- **Goal**
The entries below should be given again exactly, minus their pictures.

-------

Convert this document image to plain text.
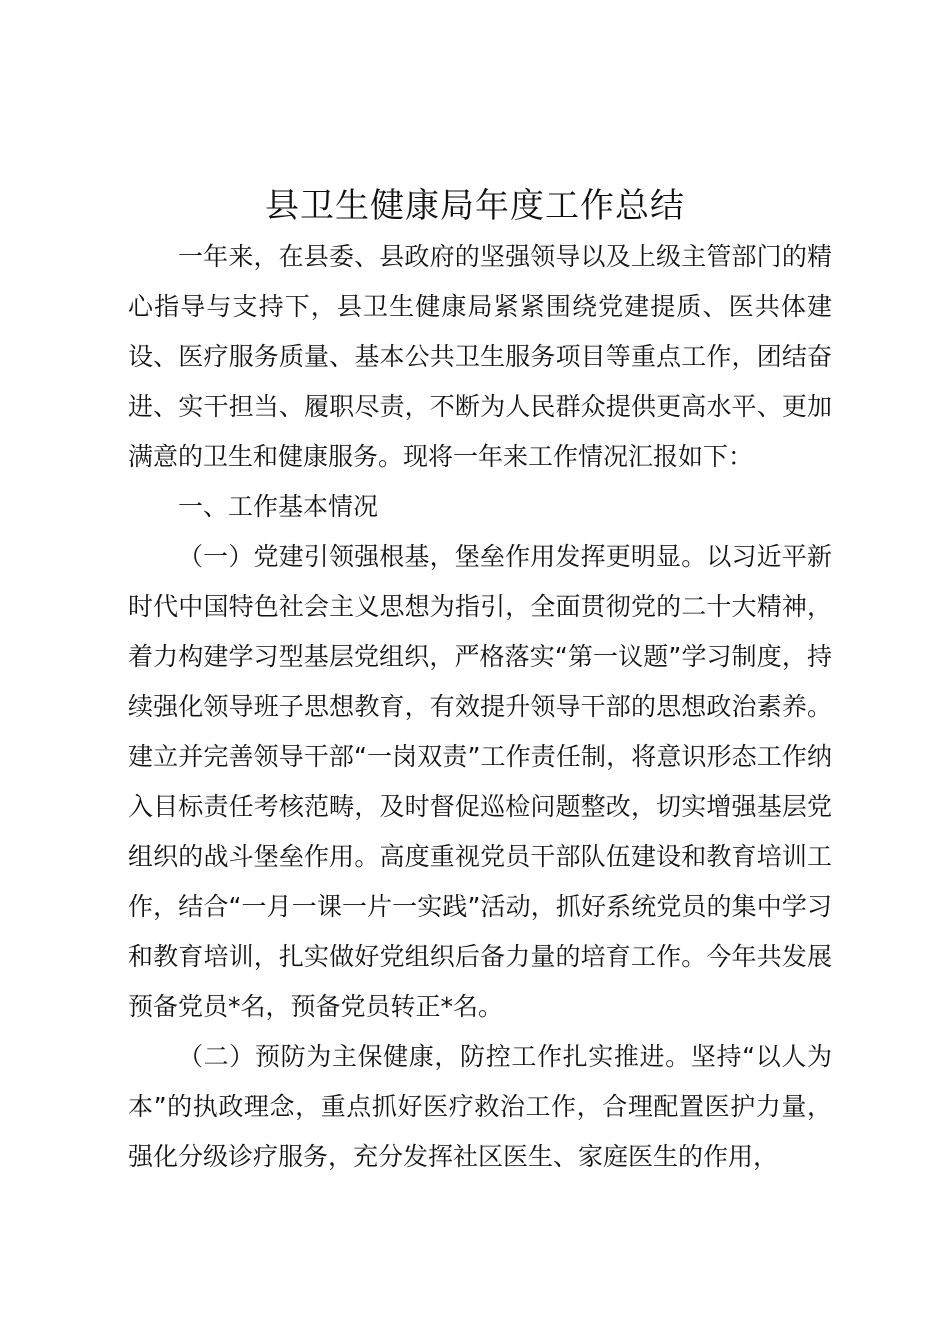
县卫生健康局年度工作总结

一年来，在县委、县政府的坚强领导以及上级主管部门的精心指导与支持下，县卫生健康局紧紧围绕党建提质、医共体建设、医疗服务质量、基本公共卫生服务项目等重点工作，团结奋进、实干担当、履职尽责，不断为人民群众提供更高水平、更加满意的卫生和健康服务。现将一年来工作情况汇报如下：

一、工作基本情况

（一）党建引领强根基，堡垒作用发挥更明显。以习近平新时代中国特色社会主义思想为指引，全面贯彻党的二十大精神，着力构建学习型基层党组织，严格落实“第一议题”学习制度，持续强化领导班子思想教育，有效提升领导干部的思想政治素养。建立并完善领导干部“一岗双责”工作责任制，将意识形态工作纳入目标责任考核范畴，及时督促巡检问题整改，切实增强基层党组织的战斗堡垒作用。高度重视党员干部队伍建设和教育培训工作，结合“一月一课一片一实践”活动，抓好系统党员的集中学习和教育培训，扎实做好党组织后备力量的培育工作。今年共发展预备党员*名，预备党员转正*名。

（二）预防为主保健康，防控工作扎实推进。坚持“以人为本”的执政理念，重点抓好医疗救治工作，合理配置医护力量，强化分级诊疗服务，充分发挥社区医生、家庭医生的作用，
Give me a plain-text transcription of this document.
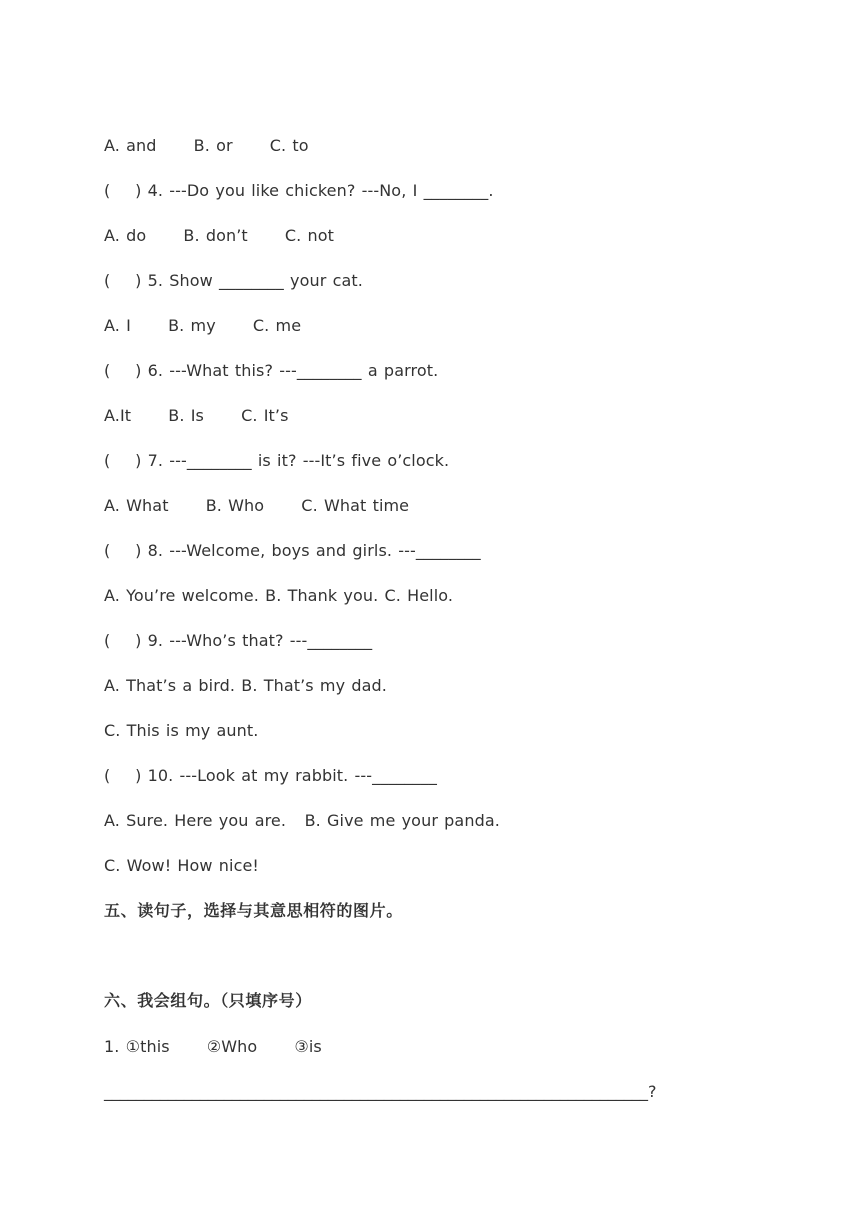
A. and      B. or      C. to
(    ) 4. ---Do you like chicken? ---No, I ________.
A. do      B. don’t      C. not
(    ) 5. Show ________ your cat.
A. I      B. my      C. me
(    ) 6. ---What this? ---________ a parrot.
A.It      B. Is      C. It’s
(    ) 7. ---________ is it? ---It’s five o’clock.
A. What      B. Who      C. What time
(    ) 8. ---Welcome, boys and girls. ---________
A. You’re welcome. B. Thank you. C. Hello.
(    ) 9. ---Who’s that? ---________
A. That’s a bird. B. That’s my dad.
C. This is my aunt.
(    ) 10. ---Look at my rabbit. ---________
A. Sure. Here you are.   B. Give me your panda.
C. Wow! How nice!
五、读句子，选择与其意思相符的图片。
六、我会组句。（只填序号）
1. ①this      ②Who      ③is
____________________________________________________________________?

-------

- **Full solution**
Convert this document image to plain text.
县卫生健康局年度工作总结

一年来，在县委、县政府的坚强领导以及上级主管部门的精心指导与支持下，县卫生健康局紧紧围绕党建提质、医共体建设、医疗服务质量、基本公共卫生服务项目等重点工作，团结奋进、实干担当、履职尽责，不断为人民群众提供更高水平、更加满意的卫生和健康服务。现将一年来工作情况汇报如下：

一、工作基本情况

（一）党建引领强根基，堡垒作用发挥更明显。以习近平新时代中国特色社会主义思想为指引，全面贯彻党的二十大精神，着力构建学习型基层党组织，严格落实“第一议题”学习制度，持续强化领导班子思想教育，有效提升领导干部的思想政治素养。建立并完善领导干部“一岗双责”工作责任制，将意识形态工作纳入目标责任考核范畴，及时督促巡检问题整改，切实增强基层党组织的战斗堡垒作用。高度重视党员干部队伍建设和教育培训工作，结合“一月一课一片一实践”活动，抓好系统党员的集中学习和教育培训，扎实做好党组织后备力量的培育工作。今年共发展预备党员*名，预备党员转正*名。

（二）预防为主保健康，防控工作扎实推进。坚持“以人为本”的执政理念，重点抓好医疗救治工作，合理配置医护力量，强化分级诊疗服务，充分发挥社区医生、家庭医生的作用，
Give me a plain-text transcription of this document.
A. and      B. or      C. to
(    ) 4. ---Do you like chicken? ---No, I ________.
A. do      B. don’t      C. not
(    ) 5. Show ________ your cat.
A. I      B. my      C. me
(    ) 6. ---What this? ---________ a parrot.
A.It      B. Is      C. It’s
(    ) 7. ---________ is it? ---It’s five o’clock.
A. What      B. Who      C. What time
(    ) 8. ---Welcome, boys and girls. ---________
A. You’re welcome. B. Thank you. C. Hello.
(    ) 9. ---Who’s that? ---________
A. That’s a bird. B. That’s my dad.
C. This is my aunt.
(    ) 10. ---Look at my rabbit. ---________
A. Sure. Here you are.   B. Give me your panda.
C. Wow! How nice!
五、读句子，选择与其意思相符的图片。
六、我会组句。（只填序号）
1. ①this      ②Who      ③is
____________________________________________________________________?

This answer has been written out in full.